:: What this task involves ::
Give the number of lines holding the string "Inyección" and nothing more.

:: The input ::

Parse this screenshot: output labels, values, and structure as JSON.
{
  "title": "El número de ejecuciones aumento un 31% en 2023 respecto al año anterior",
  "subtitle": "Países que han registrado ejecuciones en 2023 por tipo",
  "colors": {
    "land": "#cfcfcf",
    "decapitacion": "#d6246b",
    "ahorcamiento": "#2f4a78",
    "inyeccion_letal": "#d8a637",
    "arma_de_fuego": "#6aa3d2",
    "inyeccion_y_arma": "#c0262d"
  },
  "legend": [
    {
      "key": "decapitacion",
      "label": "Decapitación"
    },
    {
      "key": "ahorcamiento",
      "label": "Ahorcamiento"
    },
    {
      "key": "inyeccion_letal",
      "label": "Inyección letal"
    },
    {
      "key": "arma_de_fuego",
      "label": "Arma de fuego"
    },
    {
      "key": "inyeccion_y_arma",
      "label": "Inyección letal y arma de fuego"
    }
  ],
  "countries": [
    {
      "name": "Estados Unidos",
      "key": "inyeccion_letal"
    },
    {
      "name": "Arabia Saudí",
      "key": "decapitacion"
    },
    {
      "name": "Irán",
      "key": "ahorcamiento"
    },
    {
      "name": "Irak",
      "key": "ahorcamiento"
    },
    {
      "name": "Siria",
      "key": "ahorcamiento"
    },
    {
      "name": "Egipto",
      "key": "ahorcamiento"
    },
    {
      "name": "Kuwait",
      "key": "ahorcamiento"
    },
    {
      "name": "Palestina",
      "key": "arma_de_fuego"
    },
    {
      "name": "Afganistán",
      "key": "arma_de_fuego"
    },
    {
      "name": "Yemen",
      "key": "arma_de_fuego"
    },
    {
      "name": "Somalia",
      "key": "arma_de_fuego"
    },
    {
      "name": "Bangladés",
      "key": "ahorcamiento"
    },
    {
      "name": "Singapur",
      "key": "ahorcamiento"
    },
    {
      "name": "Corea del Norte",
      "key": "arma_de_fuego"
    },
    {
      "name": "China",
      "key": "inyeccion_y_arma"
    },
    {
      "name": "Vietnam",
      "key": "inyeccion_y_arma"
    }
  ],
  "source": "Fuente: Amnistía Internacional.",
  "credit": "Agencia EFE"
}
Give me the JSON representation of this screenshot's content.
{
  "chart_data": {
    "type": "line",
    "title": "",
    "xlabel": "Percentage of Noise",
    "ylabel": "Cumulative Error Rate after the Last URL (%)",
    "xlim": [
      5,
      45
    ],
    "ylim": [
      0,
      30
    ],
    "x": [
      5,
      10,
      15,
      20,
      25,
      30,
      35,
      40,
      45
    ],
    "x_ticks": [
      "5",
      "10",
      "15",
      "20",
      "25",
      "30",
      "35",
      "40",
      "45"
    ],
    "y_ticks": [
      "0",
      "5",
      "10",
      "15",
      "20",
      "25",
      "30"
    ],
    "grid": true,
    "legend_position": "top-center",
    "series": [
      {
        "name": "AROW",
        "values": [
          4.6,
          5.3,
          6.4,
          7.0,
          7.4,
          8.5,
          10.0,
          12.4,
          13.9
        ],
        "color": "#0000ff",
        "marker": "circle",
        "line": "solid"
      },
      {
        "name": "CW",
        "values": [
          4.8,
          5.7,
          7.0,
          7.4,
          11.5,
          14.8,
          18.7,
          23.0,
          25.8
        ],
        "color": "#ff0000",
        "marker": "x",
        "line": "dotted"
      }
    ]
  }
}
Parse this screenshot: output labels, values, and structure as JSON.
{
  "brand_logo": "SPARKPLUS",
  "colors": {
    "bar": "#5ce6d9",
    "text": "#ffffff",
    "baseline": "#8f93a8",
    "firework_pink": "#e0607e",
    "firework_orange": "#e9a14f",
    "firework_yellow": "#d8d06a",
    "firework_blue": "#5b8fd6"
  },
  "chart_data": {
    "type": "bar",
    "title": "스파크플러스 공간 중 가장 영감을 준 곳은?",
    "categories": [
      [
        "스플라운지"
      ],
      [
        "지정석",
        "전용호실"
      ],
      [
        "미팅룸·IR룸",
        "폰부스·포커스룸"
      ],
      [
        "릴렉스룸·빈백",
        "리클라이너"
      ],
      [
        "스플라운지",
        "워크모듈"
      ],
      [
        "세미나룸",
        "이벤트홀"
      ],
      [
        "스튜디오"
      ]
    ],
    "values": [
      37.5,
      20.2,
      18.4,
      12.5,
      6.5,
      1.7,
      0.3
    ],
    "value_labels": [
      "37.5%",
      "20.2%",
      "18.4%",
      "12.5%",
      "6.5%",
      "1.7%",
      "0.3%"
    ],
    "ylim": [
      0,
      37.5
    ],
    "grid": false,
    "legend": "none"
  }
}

:: Task solution ::
2